Report, word for word, every line of the material that contains "title".

Collected data:
⟨

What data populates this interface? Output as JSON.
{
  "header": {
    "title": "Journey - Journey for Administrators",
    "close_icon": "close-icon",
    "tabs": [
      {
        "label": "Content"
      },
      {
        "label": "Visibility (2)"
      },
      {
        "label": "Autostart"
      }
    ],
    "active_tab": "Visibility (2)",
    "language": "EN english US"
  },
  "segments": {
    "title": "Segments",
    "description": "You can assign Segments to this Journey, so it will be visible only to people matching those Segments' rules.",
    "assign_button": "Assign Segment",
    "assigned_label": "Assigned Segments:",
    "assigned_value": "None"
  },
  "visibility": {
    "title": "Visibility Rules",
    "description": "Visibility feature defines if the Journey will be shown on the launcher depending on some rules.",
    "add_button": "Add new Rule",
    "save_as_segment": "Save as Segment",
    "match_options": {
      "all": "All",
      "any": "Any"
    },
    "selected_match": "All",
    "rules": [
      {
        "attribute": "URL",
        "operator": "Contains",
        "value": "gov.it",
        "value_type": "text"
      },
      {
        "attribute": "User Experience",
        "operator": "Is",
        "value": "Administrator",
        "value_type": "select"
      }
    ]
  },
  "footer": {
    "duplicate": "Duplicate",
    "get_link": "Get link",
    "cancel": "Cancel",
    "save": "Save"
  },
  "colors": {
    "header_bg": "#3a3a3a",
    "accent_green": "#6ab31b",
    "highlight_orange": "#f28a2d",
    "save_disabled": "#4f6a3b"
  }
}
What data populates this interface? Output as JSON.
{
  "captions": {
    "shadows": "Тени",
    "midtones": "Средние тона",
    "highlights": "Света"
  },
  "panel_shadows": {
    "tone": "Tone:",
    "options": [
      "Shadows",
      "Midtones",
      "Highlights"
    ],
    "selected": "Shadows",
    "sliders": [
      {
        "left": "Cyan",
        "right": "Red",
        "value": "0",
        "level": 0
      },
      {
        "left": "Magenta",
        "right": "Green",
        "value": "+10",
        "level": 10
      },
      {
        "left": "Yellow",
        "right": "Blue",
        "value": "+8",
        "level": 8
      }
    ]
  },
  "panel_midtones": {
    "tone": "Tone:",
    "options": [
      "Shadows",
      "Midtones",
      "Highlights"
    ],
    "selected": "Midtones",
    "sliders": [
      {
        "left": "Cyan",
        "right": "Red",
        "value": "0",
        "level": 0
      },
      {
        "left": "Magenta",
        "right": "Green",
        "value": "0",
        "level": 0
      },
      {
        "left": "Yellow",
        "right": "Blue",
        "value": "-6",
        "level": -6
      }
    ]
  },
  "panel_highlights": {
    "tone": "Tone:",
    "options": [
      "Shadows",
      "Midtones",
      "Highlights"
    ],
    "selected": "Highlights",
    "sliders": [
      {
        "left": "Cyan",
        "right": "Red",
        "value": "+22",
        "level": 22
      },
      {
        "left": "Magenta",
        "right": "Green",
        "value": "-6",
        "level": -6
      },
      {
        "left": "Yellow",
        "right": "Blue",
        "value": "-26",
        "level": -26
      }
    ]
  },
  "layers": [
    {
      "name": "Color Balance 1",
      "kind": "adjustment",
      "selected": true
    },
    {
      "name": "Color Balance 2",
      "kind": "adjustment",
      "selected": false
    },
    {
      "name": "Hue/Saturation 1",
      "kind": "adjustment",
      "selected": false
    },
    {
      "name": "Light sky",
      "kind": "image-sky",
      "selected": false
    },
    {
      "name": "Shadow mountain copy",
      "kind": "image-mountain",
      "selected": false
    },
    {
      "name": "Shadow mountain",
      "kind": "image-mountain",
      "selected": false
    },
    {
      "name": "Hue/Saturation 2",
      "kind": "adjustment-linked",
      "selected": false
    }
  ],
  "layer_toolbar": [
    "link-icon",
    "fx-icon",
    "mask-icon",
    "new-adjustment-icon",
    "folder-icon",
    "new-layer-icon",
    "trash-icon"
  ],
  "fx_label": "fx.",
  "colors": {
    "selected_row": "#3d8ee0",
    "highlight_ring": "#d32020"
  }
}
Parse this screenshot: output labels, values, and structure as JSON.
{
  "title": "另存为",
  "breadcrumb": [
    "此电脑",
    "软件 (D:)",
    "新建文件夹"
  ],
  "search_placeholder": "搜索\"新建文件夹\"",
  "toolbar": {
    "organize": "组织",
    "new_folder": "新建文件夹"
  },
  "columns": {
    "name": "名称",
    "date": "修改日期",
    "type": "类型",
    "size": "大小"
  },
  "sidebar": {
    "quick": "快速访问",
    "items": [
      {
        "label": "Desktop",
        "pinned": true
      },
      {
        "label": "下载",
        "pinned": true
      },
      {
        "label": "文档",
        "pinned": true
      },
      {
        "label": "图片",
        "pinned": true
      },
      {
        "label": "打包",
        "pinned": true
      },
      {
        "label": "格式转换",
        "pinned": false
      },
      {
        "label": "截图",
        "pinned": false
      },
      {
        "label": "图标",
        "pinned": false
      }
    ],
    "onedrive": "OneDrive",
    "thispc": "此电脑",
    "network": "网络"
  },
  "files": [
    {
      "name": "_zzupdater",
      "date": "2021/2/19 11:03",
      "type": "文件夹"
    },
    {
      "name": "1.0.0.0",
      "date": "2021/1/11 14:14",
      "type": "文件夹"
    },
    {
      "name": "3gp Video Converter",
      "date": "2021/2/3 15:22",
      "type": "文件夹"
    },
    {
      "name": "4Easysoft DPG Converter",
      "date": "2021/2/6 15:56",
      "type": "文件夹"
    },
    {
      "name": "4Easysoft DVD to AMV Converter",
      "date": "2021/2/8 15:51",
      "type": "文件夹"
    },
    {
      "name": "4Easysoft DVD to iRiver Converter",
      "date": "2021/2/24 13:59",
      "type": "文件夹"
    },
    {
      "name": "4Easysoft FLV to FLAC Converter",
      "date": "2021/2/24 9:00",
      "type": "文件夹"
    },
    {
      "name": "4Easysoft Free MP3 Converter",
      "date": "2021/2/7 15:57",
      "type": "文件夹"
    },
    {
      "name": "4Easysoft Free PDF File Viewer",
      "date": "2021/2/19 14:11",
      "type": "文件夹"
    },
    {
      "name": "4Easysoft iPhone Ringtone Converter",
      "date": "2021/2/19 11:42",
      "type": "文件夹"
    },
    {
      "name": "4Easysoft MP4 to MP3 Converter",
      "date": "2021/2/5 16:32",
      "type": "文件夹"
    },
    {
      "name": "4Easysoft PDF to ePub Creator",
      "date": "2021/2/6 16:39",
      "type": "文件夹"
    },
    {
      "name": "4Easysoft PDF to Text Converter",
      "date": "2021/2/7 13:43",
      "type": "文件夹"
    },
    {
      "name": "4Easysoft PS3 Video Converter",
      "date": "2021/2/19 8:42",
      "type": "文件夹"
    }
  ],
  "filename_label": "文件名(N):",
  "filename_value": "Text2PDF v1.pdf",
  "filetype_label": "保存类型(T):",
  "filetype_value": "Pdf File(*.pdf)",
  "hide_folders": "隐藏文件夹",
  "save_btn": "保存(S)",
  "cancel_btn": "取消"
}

⟩

SOLUTION TO THE EXERCISE.
    "title": "Journey - Journey for Administrators",
    "title": "Segments",
    "title": "Visibility Rules",
  "title": "另存为",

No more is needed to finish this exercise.